• **Provided data**
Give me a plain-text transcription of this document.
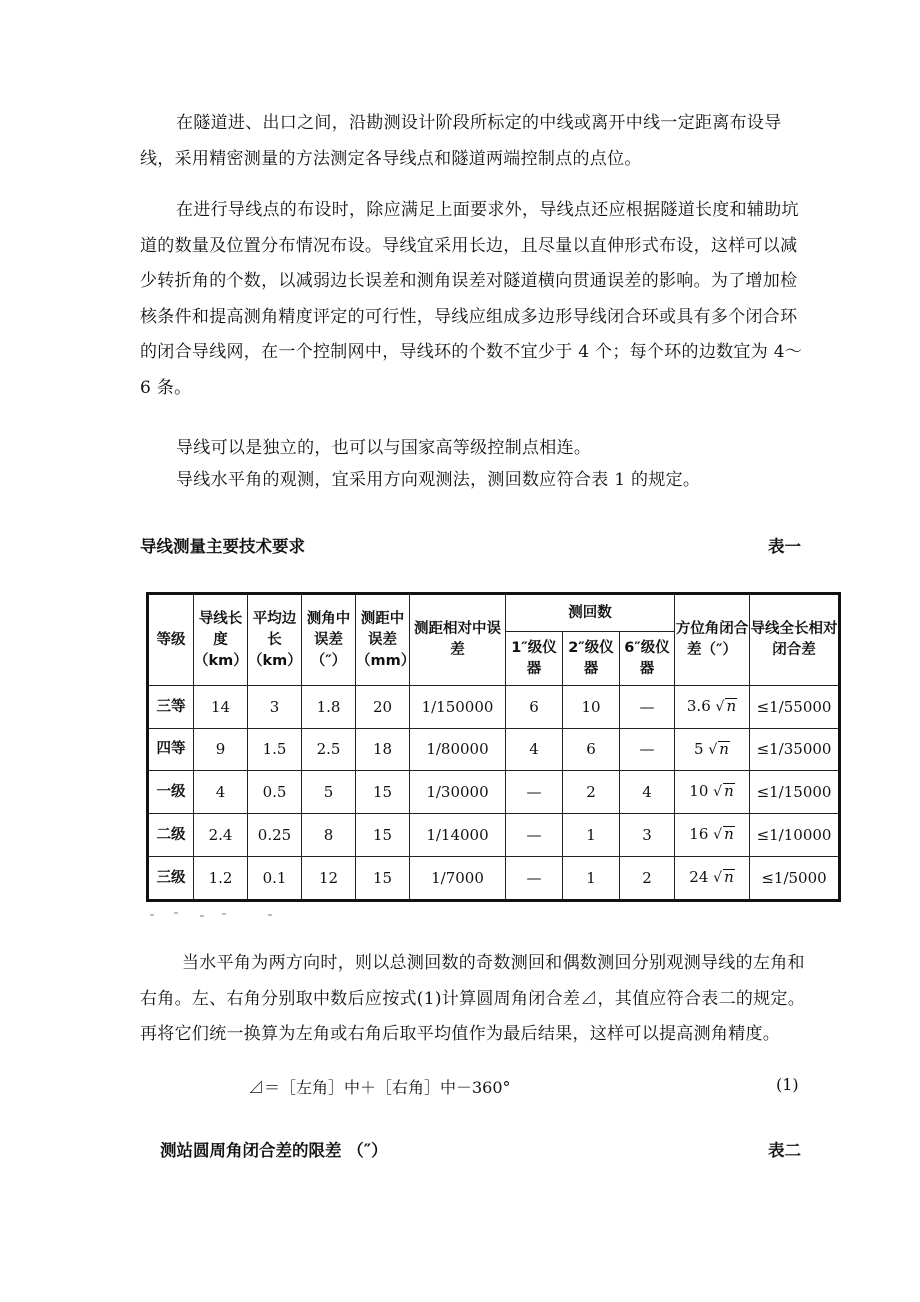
在隧道进、出口之间，沿勘测设计阶段所标定的中线或离开中线一定距离布设导线，采用精密测量的方法测定各导线点和隧道两端控制点的点位。

在进行导线点的布设时，除应满足上面要求外，导线点还应根据隧道长度和辅助坑道的数量及位置分布情况布设。导线宜采用长边，且尽量以直伸形式布设，这样可以减少转折角的个数，以减弱边长误差和测角误差对隧道横向贯通误差的影响。为了增加检核条件和提高测角精度评定的可行性，导线应组成多边形导线闭合环或具有多个闭合环的闭合导线网，在一个控制网中，导线环的个数不宜少于 4 个；每个环的边数宜为 4～6 条。

导线可以是独立的，也可以与国家高等级控制点相连。

导线水平角的观测，宜采用方向观测法，测回数应符合表 1 的规定。

导线测量主要技术要求	表一
等级	导线长度（km）	平均边长（km）	测角中误差（″）	测距中误差（mm）	测距相对中误差	测回数			方位角闭合差（″）	导线全长相对闭合差
						1″级仪器	2″级仪器	6″级仪器		
三等	14	3	1.8	20	1/150000	6	10	—	3.6 √ n	≤1/55000
四等	9	1.5	2.5	18	1/80000	4	6	—	5 √ n	≤1/35000
一级	4	0.5	5	15	1/30000	—	2	4	10 √ n	≤1/15000
二级	2.4	0.25	8	15	1/14000	—	1	3	16 √ n	≤1/10000
三级	1.2	0.1	12	15	1/7000	—	1	2	24 √ n	≤1/5000

当水平角为两方向时，则以总测回数的奇数测回和偶数测回分别观测导线的左角和右角。左、右角分别取中数后应按式(1)计算圆周角闭合差⊿，其值应符合表二的规定。再将它们统一换算为左角或右角后取平均值作为最后结果，这样可以提高测角精度。

⊿＝［左角］中＋［右角］中－360°	(1)
测站圆周角闭合差的限差 （″）	表二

• **Task directions**
Copy the records above exactly. The pictures are not part of the copy.

• **Task answer**
Give me a plain-text transcription of this document.
在隧道进、出口之间，沿勘测设计阶段所标定的中线或离开中线一定距离布设导线，采用精密测量的方法测定各导线点和隧道两端控制点的点位。

在进行导线点的布设时，除应满足上面要求外，导线点还应根据隧道长度和辅助坑道的数量及位置分布情况布设。导线宜采用长边，且尽量以直伸形式布设，这样可以减少转折角的个数，以减弱边长误差和测角误差对隧道横向贯通误差的影响。为了增加检核条件和提高测角精度评定的可行性，导线应组成多边形导线闭合环或具有多个闭合环的闭合导线网，在一个控制网中，导线环的个数不宜少于 4 个；每个环的边数宜为 4～6 条。

导线可以是独立的，也可以与国家高等级控制点相连。

导线水平角的观测，宜采用方向观测法，测回数应符合表 1 的规定。

导线测量主要技术要求	表一
等级	导线长度（km）	平均边长（km）	测角中误差（″）	测距中误差（mm）	测距相对中误差	测回数			方位角闭合差（″）	导线全长相对闭合差
						1″级仪器	2″级仪器	6″级仪器		
三等	14	3	1.8	20	1/150000	6	10	—	3.6 √ n	≤1/55000
四等	9	1.5	2.5	18	1/80000	4	6	—	5 √ n	≤1/35000
一级	4	0.5	5	15	1/30000	—	2	4	10 √ n	≤1/15000
二级	2.4	0.25	8	15	1/14000	—	1	3	16 √ n	≤1/10000
三级	1.2	0.1	12	15	1/7000	—	1	2	24 √ n	≤1/5000

当水平角为两方向时，则以总测回数的奇数测回和偶数测回分别观测导线的左角和右角。左、右角分别取中数后应按式(1)计算圆周角闭合差⊿，其值应符合表二的规定。再将它们统一换算为左角或右角后取平均值作为最后结果，这样可以提高测角精度。

⊿＝［左角］中＋［右角］中－360°	(1)
测站圆周角闭合差的限差 （″）	表二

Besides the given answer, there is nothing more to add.